Work to do – Write out the entries below once more, exactly.

Provided material –
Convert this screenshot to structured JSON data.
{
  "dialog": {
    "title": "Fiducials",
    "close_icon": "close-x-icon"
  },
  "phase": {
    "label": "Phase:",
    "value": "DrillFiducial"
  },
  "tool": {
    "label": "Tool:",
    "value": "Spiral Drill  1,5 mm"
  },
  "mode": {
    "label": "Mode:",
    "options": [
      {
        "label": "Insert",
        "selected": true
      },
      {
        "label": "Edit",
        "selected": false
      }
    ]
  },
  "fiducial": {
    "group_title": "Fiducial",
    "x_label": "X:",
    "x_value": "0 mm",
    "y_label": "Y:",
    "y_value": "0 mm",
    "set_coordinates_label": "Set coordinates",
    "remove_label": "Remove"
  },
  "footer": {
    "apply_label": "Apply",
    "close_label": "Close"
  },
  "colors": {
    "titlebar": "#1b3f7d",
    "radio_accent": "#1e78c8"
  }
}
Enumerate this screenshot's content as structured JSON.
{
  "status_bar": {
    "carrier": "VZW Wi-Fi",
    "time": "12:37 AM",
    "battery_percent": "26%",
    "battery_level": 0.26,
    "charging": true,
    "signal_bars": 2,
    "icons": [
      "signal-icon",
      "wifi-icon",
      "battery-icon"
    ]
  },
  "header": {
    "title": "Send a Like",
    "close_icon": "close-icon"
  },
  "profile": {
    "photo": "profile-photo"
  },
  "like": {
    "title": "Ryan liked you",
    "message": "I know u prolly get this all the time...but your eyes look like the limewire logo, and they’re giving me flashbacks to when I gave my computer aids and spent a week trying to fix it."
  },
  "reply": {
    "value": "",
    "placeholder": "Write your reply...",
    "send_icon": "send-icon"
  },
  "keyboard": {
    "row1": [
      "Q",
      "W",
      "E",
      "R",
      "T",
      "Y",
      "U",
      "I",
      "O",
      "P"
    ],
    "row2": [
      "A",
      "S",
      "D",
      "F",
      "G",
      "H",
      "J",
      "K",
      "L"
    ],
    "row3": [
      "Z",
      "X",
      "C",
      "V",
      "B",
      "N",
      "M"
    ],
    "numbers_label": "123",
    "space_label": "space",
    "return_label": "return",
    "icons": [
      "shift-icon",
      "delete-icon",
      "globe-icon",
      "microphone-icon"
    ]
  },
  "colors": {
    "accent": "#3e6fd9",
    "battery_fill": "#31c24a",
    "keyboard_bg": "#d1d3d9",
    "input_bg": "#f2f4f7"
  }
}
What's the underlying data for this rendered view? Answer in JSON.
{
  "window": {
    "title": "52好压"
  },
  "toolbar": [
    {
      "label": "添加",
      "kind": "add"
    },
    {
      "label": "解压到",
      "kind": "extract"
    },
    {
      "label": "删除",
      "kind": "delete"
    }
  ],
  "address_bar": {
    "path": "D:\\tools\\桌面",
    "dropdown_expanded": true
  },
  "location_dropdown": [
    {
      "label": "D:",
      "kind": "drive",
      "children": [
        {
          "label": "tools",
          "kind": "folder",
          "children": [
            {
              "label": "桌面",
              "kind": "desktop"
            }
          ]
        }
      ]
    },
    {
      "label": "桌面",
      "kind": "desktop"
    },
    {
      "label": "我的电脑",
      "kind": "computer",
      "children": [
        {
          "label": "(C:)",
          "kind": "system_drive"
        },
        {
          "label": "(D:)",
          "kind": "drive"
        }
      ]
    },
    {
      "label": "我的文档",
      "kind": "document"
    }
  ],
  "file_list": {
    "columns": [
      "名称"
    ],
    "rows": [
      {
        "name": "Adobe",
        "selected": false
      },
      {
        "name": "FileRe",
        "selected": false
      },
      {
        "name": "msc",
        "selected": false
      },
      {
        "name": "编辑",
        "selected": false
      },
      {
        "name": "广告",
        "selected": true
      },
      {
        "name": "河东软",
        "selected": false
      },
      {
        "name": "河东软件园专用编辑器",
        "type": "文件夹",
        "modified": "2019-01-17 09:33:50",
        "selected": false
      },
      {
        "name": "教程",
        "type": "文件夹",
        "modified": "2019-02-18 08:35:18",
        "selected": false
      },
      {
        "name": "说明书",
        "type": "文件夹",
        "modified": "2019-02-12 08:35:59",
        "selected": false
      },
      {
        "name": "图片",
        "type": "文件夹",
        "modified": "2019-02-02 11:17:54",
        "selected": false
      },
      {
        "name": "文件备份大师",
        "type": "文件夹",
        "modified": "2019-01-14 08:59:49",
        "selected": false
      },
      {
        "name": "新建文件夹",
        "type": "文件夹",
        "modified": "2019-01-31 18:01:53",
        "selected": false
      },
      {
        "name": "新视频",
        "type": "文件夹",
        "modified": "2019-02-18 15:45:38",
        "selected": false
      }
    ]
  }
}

The response –
Convert this screenshot to structured JSON data.
{
  "dialog": {
    "title": "Fiducials",
    "close_icon": "close-x-icon"
  },
  "phase": {
    "label": "Phase:",
    "value": "DrillFiducial"
  },
  "tool": {
    "label": "Tool:",
    "value": "Spiral Drill  1,5 mm"
  },
  "mode": {
    "label": "Mode:",
    "options": [
      {
        "label": "Insert",
        "selected": true
      },
      {
        "label": "Edit",
        "selected": false
      }
    ]
  },
  "fiducial": {
    "group_title": "Fiducial",
    "x_label": "X:",
    "x_value": "0 mm",
    "y_label": "Y:",
    "y_value": "0 mm",
    "set_coordinates_label": "Set coordinates",
    "remove_label": "Remove"
  },
  "footer": {
    "apply_label": "Apply",
    "close_label": "Close"
  },
  "colors": {
    "titlebar": "#1b3f7d",
    "radio_accent": "#1e78c8"
  }
}
Enumerate this screenshot's content as structured JSON.
{
  "status_bar": {
    "carrier": "VZW Wi-Fi",
    "time": "12:37 AM",
    "battery_percent": "26%",
    "battery_level": 0.26,
    "charging": true,
    "signal_bars": 2,
    "icons": [
      "signal-icon",
      "wifi-icon",
      "battery-icon"
    ]
  },
  "header": {
    "title": "Send a Like",
    "close_icon": "close-icon"
  },
  "profile": {
    "photo": "profile-photo"
  },
  "like": {
    "title": "Ryan liked you",
    "message": "I know u prolly get this all the time...but your eyes look like the limewire logo, and they’re giving me flashbacks to when I gave my computer aids and spent a week trying to fix it."
  },
  "reply": {
    "value": "",
    "placeholder": "Write your reply...",
    "send_icon": "send-icon"
  },
  "keyboard": {
    "row1": [
      "Q",
      "W",
      "E",
      "R",
      "T",
      "Y",
      "U",
      "I",
      "O",
      "P"
    ],
    "row2": [
      "A",
      "S",
      "D",
      "F",
      "G",
      "H",
      "J",
      "K",
      "L"
    ],
    "row3": [
      "Z",
      "X",
      "C",
      "V",
      "B",
      "N",
      "M"
    ],
    "numbers_label": "123",
    "space_label": "space",
    "return_label": "return",
    "icons": [
      "shift-icon",
      "delete-icon",
      "globe-icon",
      "microphone-icon"
    ]
  },
  "colors": {
    "accent": "#3e6fd9",
    "battery_fill": "#31c24a",
    "keyboard_bg": "#d1d3d9",
    "input_bg": "#f2f4f7"
  }
}
What's the underlying data for this rendered view? Answer in JSON.
{
  "window": {
    "title": "52好压"
  },
  "toolbar": [
    {
      "label": "添加",
      "kind": "add"
    },
    {
      "label": "解压到",
      "kind": "extract"
    },
    {
      "label": "删除",
      "kind": "delete"
    }
  ],
  "address_bar": {
    "path": "D:\\tools\\桌面",
    "dropdown_expanded": true
  },
  "location_dropdown": [
    {
      "label": "D:",
      "kind": "drive",
      "children": [
        {
          "label": "tools",
          "kind": "folder",
          "children": [
            {
              "label": "桌面",
              "kind": "desktop"
            }
          ]
        }
      ]
    },
    {
      "label": "桌面",
      "kind": "desktop"
    },
    {
      "label": "我的电脑",
      "kind": "computer",
      "children": [
        {
          "label": "(C:)",
          "kind": "system_drive"
        },
        {
          "label": "(D:)",
          "kind": "drive"
        }
      ]
    },
    {
      "label": "我的文档",
      "kind": "document"
    }
  ],
  "file_list": {
    "columns": [
      "名称"
    ],
    "rows": [
      {
        "name": "Adobe",
        "selected": false
      },
      {
        "name": "FileRe",
        "selected": false
      },
      {
        "name": "msc",
        "selected": false
      },
      {
        "name": "编辑",
        "selected": false
      },
      {
        "name": "广告",
        "selected": true
      },
      {
        "name": "河东软",
        "selected": false
      },
      {
        "name": "河东软件园专用编辑器",
        "type": "文件夹",
        "modified": "2019-01-17 09:33:50",
        "selected": false
      },
      {
        "name": "教程",
        "type": "文件夹",
        "modified": "2019-02-18 08:35:18",
        "selected": false
      },
      {
        "name": "说明书",
        "type": "文件夹",
        "modified": "2019-02-12 08:35:59",
        "selected": false
      },
      {
        "name": "图片",
        "type": "文件夹",
        "modified": "2019-02-02 11:17:54",
        "selected": false
      },
      {
        "name": "文件备份大师",
        "type": "文件夹",
        "modified": "2019-01-14 08:59:49",
        "selected": false
      },
      {
        "name": "新建文件夹",
        "type": "文件夹",
        "modified": "2019-01-31 18:01:53",
        "selected": false
      },
      {
        "name": "新视频",
        "type": "文件夹",
        "modified": "2019-02-18 15:45:38",
        "selected": false
      }
    ]
  }
}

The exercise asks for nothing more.